[Work item A]: Write out the passage on the intellectualist approach to magic word for word, from the part that opens with "The intellectualist approach" and closes with "to other things.".
[Work item B]: List every person named in the passage on the intellectualist approach to magic.
[Work item C]: Continue the passage on the intellectualist approach to magic from its final sentence.

[Selected excerpt]:
##########

The intellectualist approach to defining magic is associated with two British anthropologists, Edward Tylor and James G. Frazer. This approach viewed magic as the theoretical opposite of science, and came to preoccupy much anthropological thought on the subject. This approach was situated within the evolutionary models which underpinned thinking in the social sciences during the early 19th century. The first social scientist to present magic as something that predated religion in an evolutionary development was Herbert Spencer; in his A System of Synthetic Philosophy, he used the term magic in reference to sympathetic magic. Spencer regarded both magic and religion as being rooted in false speculation about the nature of objects and their relationship to other things.

##########

[Dataset entries]:
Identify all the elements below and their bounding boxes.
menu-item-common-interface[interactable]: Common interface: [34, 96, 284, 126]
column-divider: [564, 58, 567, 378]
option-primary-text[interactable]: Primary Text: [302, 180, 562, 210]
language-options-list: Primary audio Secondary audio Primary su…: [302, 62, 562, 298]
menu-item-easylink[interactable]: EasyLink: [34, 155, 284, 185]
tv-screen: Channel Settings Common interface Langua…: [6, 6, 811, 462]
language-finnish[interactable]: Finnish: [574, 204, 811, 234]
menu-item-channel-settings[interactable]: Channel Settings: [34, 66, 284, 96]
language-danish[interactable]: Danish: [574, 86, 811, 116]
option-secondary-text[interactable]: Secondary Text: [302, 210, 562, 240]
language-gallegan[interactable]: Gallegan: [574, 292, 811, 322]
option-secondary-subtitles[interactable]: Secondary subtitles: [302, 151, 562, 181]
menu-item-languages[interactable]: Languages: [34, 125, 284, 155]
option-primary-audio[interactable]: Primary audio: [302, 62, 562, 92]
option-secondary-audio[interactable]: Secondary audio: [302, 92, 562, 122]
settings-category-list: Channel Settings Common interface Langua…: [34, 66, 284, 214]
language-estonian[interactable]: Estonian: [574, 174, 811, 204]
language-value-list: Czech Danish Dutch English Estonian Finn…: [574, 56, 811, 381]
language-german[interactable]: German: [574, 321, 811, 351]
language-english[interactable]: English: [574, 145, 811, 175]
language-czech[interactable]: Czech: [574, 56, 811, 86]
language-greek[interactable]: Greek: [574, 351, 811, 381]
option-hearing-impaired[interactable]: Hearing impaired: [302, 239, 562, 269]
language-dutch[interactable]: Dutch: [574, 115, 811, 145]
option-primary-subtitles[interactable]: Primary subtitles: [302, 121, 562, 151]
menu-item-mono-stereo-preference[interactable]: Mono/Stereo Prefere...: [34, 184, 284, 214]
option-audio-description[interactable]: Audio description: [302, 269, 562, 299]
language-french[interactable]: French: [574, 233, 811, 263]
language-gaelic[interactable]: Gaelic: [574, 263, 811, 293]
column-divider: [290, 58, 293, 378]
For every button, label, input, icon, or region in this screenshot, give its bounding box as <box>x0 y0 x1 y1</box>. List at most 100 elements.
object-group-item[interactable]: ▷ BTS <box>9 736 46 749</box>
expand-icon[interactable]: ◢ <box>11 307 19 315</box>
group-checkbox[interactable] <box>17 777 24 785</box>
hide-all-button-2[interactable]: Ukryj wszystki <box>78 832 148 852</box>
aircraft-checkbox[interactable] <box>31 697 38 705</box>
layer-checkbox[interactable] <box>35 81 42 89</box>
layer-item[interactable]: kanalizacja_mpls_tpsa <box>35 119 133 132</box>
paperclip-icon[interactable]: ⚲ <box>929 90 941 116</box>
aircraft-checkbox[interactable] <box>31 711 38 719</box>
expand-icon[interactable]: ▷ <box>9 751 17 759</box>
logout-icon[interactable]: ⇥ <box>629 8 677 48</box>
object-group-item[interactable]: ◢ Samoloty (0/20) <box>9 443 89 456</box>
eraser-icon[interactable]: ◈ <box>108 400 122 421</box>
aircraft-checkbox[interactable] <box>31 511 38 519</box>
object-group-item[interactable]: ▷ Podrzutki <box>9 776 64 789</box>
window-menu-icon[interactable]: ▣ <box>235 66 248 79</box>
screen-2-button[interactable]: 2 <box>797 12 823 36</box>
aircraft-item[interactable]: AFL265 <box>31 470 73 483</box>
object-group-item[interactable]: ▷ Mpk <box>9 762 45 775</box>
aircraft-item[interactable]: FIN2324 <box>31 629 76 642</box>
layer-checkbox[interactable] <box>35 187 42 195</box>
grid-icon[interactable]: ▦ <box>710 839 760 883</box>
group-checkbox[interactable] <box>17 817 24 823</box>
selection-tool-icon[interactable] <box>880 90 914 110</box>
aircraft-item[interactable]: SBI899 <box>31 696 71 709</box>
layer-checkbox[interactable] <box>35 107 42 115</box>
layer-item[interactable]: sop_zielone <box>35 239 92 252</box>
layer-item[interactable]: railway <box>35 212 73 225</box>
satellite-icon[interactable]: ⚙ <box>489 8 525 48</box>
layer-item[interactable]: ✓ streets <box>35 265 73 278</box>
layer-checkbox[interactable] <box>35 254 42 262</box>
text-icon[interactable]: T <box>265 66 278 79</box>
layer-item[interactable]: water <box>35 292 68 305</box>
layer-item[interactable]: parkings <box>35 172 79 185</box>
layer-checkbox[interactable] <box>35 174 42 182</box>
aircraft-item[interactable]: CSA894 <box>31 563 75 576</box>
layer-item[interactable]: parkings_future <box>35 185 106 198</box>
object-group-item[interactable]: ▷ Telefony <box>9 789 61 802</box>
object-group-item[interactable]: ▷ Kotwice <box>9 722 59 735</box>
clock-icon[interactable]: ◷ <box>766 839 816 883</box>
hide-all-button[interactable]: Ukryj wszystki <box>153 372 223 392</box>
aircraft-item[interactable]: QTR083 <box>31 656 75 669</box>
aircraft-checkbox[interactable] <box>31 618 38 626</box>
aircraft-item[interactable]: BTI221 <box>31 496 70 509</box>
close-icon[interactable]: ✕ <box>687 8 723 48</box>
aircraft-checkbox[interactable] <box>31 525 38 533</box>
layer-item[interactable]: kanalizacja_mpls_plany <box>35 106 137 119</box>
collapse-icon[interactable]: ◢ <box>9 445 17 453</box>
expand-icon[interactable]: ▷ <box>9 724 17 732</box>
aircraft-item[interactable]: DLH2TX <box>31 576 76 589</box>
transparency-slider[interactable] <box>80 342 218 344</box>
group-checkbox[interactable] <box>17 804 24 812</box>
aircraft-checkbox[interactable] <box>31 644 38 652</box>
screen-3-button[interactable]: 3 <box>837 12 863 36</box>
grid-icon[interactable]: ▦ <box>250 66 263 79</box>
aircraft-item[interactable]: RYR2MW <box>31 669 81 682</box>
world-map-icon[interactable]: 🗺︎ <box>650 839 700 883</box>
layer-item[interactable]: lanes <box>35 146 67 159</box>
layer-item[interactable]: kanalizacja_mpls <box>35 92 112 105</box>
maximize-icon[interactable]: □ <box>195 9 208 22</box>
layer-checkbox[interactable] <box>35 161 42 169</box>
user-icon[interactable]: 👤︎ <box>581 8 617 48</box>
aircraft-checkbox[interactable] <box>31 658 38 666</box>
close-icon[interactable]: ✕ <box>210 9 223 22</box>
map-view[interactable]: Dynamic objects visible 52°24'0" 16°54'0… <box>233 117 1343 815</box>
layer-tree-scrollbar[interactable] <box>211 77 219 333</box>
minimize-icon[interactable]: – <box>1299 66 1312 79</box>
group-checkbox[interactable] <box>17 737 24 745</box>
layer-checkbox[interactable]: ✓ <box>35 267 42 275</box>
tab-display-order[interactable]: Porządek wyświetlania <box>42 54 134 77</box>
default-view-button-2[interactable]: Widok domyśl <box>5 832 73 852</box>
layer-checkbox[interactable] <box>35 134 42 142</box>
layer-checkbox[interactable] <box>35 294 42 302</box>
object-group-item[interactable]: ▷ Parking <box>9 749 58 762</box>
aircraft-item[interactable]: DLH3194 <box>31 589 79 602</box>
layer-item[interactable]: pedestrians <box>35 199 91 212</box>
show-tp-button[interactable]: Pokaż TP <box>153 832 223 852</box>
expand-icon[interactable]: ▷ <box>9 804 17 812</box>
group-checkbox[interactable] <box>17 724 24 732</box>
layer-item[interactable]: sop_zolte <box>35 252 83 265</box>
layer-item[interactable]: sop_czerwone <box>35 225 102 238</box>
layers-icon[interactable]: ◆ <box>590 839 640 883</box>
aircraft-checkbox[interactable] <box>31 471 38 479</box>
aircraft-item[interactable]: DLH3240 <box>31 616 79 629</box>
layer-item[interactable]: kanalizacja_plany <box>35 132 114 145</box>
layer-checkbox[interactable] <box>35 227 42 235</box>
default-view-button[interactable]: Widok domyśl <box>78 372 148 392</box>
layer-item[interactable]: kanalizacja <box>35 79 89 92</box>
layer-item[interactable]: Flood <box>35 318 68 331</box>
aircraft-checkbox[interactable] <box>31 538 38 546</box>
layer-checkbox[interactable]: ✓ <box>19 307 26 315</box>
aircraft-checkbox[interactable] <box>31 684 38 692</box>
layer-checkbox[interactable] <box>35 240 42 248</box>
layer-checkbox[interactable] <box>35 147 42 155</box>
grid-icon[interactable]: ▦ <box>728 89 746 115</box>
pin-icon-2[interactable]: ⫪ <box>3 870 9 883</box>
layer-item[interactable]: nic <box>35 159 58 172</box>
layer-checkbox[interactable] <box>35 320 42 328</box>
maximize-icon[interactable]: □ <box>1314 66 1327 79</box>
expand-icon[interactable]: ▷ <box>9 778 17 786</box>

##########

[Written response A]:
The intellectualist approach to defining magic is associated with two British anthropologists, Edward Tylor and James G. Frazer. This approach viewed magic as the theoretical opposite of science, and came to preoccupy much anthropological thought on the subject. This approach was situated within the evolutionary models which underpinned thinking in the social sciences during the early 19th century. The first social scientist to present magic as something that predated religion in an evolutionary development was Herbert Spencer; in his A System of Synthetic Philosophy, he used the term magic in reference to sympathetic magic. Spencer regarded both magic and religion as being rooted in false speculation about the nature of objects and their relationship to other things.

[Written response B]:
Edward Tylor
James G. Frazer
Herbert Spencer

[Written response C]:
Tylor's understanding of magic was linked to his concept of animism. In his 1871 book Primitive Culture, Tylor characterized magic as beliefs based on "the error of mistaking ideal analogy for real analogy". In Tylor's view, "primitive man, having come to associate in thought those things which he found by experience to be connected in fact, proceeded erroneously to invert this action, and to conclude that association in thought must involve similar connection in reality. He thus attempted to discover, to foretell, and to cause events by means of processes which we can now see to have only an ideal significance". Tylor was dismissive of magic, describing it as "one of the most pernicious delusions that ever vexed mankind". Tylor's views proved highly influential, and helped to establish magic as a major topic of anthropological research.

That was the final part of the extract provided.